===== Listed entries =====
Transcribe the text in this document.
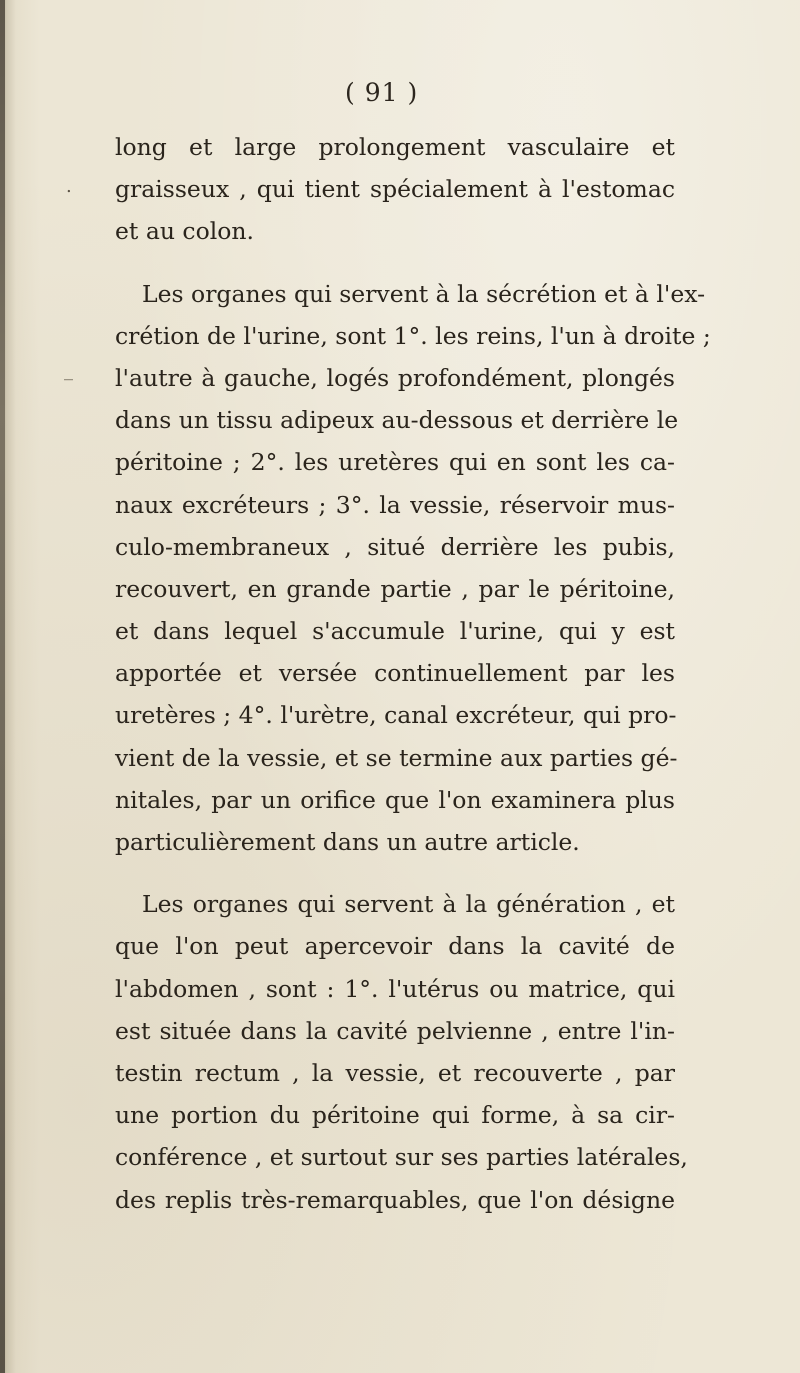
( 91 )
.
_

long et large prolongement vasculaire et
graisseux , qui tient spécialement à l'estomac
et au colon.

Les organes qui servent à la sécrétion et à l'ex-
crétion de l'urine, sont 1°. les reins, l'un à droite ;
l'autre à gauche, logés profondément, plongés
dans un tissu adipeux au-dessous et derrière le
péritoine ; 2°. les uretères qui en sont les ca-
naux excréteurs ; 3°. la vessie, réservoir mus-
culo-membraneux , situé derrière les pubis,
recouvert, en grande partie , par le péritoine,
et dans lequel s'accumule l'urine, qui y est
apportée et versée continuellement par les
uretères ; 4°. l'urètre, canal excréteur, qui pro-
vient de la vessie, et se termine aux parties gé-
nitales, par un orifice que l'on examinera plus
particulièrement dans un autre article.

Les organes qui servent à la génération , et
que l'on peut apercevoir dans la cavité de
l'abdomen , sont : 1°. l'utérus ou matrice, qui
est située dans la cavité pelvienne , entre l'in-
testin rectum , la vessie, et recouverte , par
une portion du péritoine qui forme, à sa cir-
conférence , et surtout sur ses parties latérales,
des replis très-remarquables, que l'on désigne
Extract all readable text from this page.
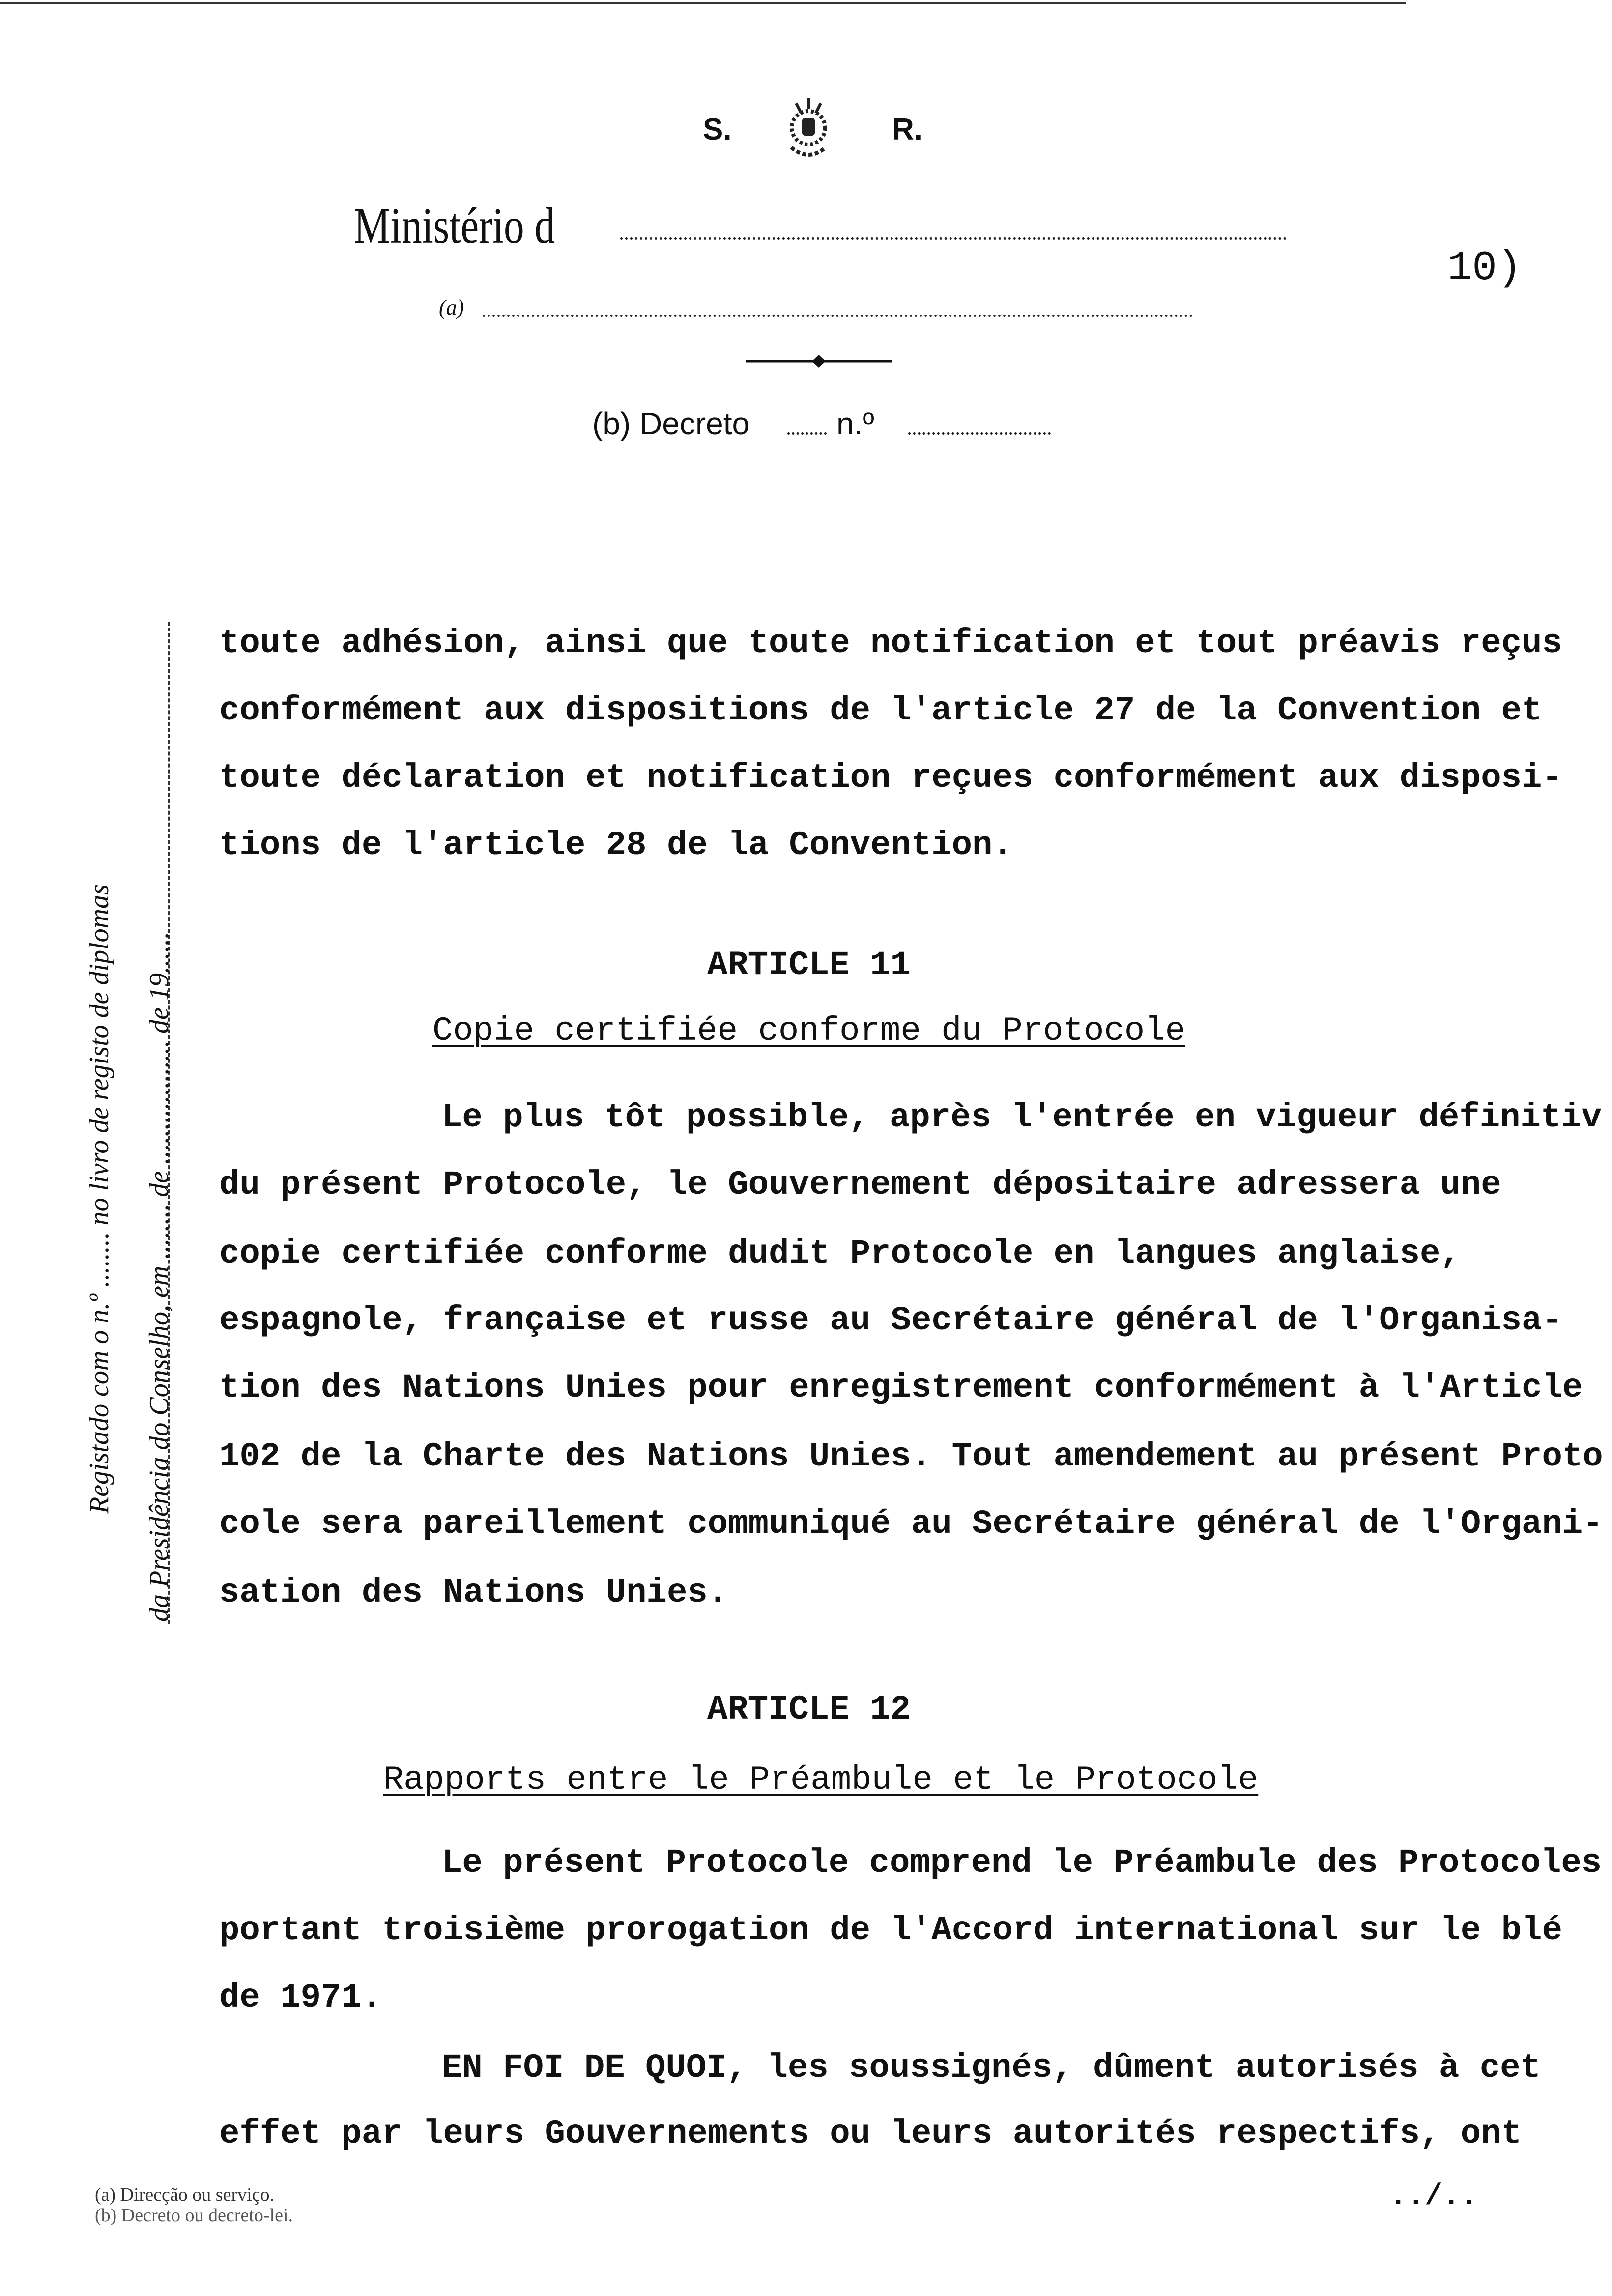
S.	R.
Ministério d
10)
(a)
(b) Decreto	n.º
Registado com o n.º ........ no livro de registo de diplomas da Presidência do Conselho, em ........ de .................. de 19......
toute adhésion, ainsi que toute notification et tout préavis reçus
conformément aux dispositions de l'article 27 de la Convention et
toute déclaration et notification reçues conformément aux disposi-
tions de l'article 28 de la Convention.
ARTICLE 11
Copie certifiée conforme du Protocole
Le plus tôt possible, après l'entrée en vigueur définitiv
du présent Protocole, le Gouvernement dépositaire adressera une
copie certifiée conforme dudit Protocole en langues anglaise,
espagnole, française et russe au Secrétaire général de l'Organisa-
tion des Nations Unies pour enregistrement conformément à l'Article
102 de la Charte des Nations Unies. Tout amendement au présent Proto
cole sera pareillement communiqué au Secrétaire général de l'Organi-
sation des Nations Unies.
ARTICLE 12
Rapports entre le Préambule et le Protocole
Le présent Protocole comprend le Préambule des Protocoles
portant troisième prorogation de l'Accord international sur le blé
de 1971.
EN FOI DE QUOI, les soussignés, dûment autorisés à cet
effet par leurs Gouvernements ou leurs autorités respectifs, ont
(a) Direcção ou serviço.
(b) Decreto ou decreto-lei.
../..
=====
- Directive:
Locate the word "sont" in the entries, and copy every line where it is found.

- Output for this task:
crétion de l'urine, sont 1°. les reins, l'un à droite ;
péritoine ; 2°. les uretères qui en sont les ca-
l'abdomen , sont : 1°. l'utérus ou matrice, qui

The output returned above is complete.